Emit the data below verbatim, stripping out any pictures.
━━━━━ PROVIDED RECORDS
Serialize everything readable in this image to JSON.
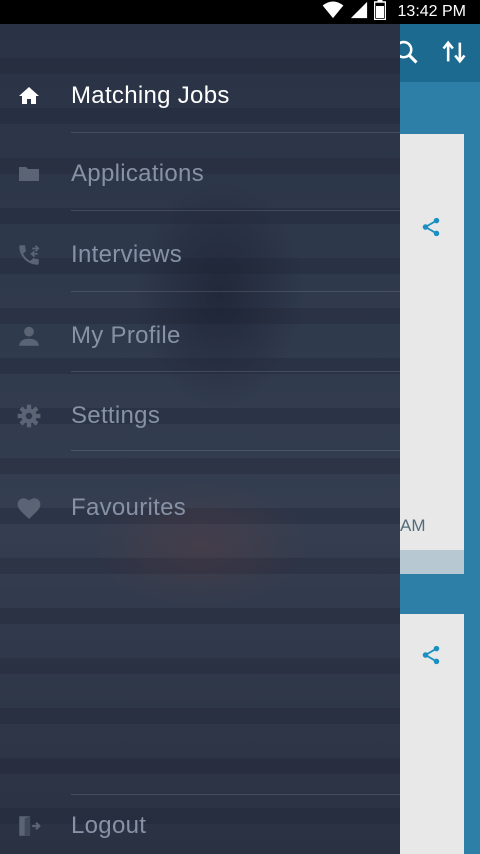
{
  "status_bar": {
    "time": "13:42 PM"
  },
  "drawer": {
    "items": [
      {
        "label": "Matching Jobs",
        "icon": "home-icon",
        "active": true
      },
      {
        "label": "Applications",
        "icon": "folder-icon"
      },
      {
        "label": "Interviews",
        "icon": "phone-forward-icon"
      },
      {
        "label": "My Profile",
        "icon": "person-icon"
      },
      {
        "label": "Settings",
        "icon": "gear-icon"
      },
      {
        "label": "Favourites",
        "icon": "heart-icon"
      }
    ],
    "logout": {
      "label": "Logout",
      "icon": "logout-icon"
    }
  },
  "background": {
    "card_time_fragment": "AM"
  },
  "colors": {
    "accent": "#1a8fc0",
    "app_bar": "#1d6a90"
  }
}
━━━━━━━━━━
**TASK RESULT**:
Serialize everything readable in this image to JSON.
{
  "status_bar": {
    "time": "13:42 PM"
  },
  "drawer": {
    "items": [
      {
        "label": "Matching Jobs",
        "icon": "home-icon",
        "active": true
      },
      {
        "label": "Applications",
        "icon": "folder-icon"
      },
      {
        "label": "Interviews",
        "icon": "phone-forward-icon"
      },
      {
        "label": "My Profile",
        "icon": "person-icon"
      },
      {
        "label": "Settings",
        "icon": "gear-icon"
      },
      {
        "label": "Favourites",
        "icon": "heart-icon"
      }
    ],
    "logout": {
      "label": "Logout",
      "icon": "logout-icon"
    }
  },
  "background": {
    "card_time_fragment": "AM"
  },
  "colors": {
    "accent": "#1a8fc0",
    "app_bar": "#1d6a90"
  }
}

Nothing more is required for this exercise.